Written instruction – From the listing below, extract each entry exactly as written, minus the images.

--- Start of Records supplied ---

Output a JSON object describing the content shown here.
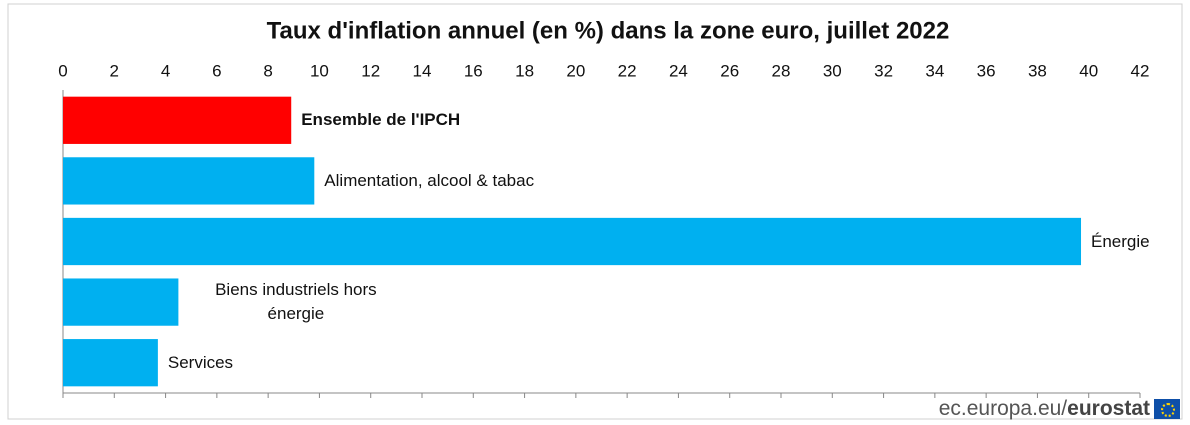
{
  "chart_data": {
    "type": "bar",
    "orientation": "horizontal",
    "title": "Taux d'inflation annuel (en %) dans la zone euro, juillet 2022",
    "categories": [
      "Ensemble de l'IPCH",
      "Alimentation, alcool & tabac",
      "Énergie",
      "Biens industriels hors énergie",
      "Services"
    ],
    "values": [
      8.9,
      9.8,
      39.7,
      4.5,
      3.7
    ],
    "colors": [
      "#ff0000",
      "#00b0f0",
      "#00b0f0",
      "#00b0f0",
      "#00b0f0"
    ],
    "xlim": [
      0,
      42
    ],
    "xticks": [
      0,
      2,
      4,
      6,
      8,
      10,
      12,
      14,
      16,
      18,
      20,
      22,
      24,
      26,
      28,
      30,
      32,
      34,
      36,
      38,
      40,
      42
    ],
    "xaxis_position": "top"
  },
  "source": {
    "site": "ec.europa.eu/",
    "brand": "eurostat"
  }
}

--- End of Records supplied ---

Exercise response –
Output a JSON object describing the content shown here.
{
  "chart_data": {
    "type": "bar",
    "orientation": "horizontal",
    "title": "Taux d'inflation annuel (en %) dans la zone euro, juillet 2022",
    "categories": [
      "Ensemble de l'IPCH",
      "Alimentation, alcool & tabac",
      "Énergie",
      "Biens industriels hors énergie",
      "Services"
    ],
    "values": [
      8.9,
      9.8,
      39.7,
      4.5,
      3.7
    ],
    "colors": [
      "#ff0000",
      "#00b0f0",
      "#00b0f0",
      "#00b0f0",
      "#00b0f0"
    ],
    "xlim": [
      0,
      42
    ],
    "xticks": [
      0,
      2,
      4,
      6,
      8,
      10,
      12,
      14,
      16,
      18,
      20,
      22,
      24,
      26,
      28,
      30,
      32,
      34,
      36,
      38,
      40,
      42
    ],
    "xaxis_position": "top"
  },
  "source": {
    "site": "ec.europa.eu/",
    "brand": "eurostat"
  }
}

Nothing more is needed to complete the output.